━━━ Material provided
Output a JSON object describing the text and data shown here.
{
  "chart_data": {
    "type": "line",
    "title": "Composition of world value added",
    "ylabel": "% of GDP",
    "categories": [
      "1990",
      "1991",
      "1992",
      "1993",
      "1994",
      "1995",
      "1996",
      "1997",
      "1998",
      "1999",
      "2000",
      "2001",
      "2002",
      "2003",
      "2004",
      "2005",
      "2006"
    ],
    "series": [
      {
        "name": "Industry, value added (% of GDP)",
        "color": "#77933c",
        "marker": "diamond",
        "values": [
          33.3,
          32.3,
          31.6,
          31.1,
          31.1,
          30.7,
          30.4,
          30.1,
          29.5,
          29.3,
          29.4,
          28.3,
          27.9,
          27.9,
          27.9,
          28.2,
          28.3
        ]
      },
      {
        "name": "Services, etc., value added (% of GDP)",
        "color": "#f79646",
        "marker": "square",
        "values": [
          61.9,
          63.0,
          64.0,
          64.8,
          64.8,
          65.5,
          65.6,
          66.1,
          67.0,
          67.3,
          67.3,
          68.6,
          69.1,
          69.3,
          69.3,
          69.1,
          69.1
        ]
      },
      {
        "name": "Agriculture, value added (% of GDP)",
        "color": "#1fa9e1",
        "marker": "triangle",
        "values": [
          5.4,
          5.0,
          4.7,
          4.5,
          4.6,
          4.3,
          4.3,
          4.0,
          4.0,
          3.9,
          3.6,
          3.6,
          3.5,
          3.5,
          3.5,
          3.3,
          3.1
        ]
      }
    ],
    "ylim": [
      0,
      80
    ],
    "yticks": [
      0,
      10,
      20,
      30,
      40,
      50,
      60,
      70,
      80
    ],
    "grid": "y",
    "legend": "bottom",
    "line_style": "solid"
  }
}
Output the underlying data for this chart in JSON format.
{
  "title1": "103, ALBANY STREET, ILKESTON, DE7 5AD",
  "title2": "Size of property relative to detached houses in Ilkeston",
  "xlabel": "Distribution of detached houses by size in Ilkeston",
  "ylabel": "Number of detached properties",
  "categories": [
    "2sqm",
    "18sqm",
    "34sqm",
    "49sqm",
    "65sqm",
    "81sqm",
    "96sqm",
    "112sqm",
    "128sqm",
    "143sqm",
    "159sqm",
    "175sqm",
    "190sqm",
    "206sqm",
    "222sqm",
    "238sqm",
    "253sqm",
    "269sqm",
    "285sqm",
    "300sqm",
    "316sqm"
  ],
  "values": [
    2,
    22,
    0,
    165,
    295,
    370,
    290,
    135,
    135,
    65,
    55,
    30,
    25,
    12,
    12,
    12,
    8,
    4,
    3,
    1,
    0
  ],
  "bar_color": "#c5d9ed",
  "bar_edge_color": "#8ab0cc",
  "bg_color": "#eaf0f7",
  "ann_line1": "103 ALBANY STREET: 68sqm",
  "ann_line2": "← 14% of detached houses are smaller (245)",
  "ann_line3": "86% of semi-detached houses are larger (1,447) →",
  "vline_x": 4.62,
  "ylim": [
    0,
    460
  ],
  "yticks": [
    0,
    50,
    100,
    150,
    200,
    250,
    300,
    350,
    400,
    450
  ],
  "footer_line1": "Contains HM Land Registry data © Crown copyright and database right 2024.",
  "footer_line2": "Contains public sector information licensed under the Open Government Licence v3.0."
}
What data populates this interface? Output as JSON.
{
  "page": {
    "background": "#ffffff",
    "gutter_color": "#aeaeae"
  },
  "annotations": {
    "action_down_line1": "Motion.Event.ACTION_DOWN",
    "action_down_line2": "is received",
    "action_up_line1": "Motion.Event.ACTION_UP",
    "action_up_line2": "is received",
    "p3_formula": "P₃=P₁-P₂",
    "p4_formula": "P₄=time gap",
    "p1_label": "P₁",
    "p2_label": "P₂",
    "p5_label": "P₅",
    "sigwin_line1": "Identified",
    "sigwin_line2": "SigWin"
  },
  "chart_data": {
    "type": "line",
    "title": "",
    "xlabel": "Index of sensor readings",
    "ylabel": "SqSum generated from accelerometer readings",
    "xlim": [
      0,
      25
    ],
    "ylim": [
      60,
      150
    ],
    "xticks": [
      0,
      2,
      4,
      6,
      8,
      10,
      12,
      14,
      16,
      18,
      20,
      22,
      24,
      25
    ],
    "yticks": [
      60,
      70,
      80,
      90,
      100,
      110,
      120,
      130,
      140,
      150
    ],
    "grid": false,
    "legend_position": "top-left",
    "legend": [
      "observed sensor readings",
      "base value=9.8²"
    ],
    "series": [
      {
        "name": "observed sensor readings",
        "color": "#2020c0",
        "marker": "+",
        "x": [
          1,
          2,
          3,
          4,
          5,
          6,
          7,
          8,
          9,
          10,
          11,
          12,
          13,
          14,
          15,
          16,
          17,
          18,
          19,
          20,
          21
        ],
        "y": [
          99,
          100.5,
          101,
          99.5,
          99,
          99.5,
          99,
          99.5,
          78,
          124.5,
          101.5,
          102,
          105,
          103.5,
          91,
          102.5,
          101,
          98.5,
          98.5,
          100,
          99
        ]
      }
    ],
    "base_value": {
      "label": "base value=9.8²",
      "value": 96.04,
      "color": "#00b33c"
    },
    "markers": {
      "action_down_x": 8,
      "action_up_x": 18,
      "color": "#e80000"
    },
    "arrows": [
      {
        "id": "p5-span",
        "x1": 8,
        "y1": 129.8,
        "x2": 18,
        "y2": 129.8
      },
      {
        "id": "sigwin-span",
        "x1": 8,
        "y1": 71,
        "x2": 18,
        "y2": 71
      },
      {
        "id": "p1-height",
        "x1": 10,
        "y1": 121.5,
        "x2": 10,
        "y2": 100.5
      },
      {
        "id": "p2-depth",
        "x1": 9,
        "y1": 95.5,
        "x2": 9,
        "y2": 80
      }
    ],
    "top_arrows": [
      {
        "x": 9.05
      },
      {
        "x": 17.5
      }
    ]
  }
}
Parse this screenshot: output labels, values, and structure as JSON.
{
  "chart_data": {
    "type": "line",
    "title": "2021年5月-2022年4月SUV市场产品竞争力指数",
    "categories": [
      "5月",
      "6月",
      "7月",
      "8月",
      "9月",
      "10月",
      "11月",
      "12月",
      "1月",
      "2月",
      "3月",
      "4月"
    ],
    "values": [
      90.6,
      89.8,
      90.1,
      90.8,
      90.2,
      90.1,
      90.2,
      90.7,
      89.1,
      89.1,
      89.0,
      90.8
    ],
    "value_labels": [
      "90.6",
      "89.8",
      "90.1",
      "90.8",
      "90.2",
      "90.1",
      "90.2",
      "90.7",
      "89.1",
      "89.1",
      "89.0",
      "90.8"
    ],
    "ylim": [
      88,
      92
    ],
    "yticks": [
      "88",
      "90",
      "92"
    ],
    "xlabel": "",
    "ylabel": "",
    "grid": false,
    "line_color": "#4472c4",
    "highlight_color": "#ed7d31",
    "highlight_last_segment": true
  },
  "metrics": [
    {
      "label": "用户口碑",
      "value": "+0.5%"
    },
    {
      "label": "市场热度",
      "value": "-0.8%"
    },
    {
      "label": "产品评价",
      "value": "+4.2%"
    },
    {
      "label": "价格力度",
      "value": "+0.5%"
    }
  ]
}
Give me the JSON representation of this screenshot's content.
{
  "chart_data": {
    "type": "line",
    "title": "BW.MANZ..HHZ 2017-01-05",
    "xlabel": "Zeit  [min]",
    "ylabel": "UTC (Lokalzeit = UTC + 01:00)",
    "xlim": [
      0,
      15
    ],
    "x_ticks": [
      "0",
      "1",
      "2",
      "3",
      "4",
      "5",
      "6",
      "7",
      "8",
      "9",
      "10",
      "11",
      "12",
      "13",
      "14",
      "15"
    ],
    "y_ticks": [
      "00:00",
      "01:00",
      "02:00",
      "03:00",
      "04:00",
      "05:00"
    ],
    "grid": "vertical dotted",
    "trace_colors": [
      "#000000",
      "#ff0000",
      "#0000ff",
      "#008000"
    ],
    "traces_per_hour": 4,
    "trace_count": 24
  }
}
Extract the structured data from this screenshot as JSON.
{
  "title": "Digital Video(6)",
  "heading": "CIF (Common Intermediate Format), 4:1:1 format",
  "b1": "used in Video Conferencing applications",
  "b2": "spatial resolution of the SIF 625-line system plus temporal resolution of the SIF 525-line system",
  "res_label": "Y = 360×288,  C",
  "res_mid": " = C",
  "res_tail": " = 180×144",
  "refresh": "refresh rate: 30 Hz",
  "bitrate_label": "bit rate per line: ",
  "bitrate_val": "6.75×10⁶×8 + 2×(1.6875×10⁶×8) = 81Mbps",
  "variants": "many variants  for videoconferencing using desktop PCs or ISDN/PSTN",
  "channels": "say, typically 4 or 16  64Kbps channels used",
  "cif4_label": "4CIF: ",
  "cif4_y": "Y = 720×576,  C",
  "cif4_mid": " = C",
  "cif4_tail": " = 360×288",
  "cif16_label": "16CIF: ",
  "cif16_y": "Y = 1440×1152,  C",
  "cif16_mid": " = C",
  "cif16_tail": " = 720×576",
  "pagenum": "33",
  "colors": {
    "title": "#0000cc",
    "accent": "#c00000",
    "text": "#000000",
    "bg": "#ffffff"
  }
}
━━━━━━
• What you are asked to do: Which lines contain "xlabel"? Copy each of them out.

• Response:
  "xlabel": "Distribution of detached houses by size in Ilkeston",
    "xlabel": "Index of sensor readings",
    "xlabel": "",
    "xlabel": "Zeit  [min]",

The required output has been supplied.